### DATASET RECORDS:
◆ ◆ ◆ ◆ ◆ ◆ ◆

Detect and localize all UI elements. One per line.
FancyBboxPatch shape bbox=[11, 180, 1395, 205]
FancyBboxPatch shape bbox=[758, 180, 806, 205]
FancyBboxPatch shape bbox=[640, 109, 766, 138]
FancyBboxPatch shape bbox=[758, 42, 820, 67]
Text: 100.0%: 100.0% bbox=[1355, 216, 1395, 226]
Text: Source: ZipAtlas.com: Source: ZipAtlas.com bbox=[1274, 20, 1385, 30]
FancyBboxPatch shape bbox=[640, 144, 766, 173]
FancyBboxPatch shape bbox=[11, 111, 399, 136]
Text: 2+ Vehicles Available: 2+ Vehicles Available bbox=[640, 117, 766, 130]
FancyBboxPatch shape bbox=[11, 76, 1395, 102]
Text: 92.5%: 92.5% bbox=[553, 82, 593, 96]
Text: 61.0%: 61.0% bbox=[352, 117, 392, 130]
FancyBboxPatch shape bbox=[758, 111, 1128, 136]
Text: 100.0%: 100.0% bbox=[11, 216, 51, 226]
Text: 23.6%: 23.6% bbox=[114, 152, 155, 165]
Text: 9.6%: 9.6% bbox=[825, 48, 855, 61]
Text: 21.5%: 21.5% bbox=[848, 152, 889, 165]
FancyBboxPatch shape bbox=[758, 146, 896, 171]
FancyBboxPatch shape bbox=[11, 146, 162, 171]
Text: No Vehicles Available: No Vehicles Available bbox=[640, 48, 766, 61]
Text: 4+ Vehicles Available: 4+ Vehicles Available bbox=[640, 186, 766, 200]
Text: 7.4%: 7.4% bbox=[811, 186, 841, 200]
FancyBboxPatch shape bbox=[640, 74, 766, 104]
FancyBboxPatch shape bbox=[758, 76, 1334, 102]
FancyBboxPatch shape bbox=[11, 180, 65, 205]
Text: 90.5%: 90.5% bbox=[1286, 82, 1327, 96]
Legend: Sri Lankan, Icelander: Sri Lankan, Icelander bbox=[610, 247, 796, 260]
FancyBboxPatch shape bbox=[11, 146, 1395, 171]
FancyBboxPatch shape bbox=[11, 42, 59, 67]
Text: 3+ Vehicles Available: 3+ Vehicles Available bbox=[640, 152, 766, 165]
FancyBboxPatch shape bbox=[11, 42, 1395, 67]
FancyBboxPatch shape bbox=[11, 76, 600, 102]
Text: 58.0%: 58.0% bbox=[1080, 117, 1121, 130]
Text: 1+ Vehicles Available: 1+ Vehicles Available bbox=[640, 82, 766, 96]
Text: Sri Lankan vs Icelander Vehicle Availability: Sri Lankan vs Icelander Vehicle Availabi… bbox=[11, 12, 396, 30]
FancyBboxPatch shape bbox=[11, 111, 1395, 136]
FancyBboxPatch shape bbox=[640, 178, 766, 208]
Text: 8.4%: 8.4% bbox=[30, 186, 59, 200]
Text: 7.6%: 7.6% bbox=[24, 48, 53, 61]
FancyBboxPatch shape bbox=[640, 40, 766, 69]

◆ ◆ ◆ ◆ ◆ ◆ ◆

### PROBLEM DETAILS:
Reproduce the listing word for word, from its first line up to and including the line that contains "FancyBboxPatch shape bbox=[758, 42, 820, 67]".

### SOLUTION:
Detect and localize all UI elements. One per line.
FancyBboxPatch shape bbox=[11, 180, 1395, 205]
FancyBboxPatch shape bbox=[758, 180, 806, 205]
FancyBboxPatch shape bbox=[640, 109, 766, 138]
FancyBboxPatch shape bbox=[758, 42, 820, 67]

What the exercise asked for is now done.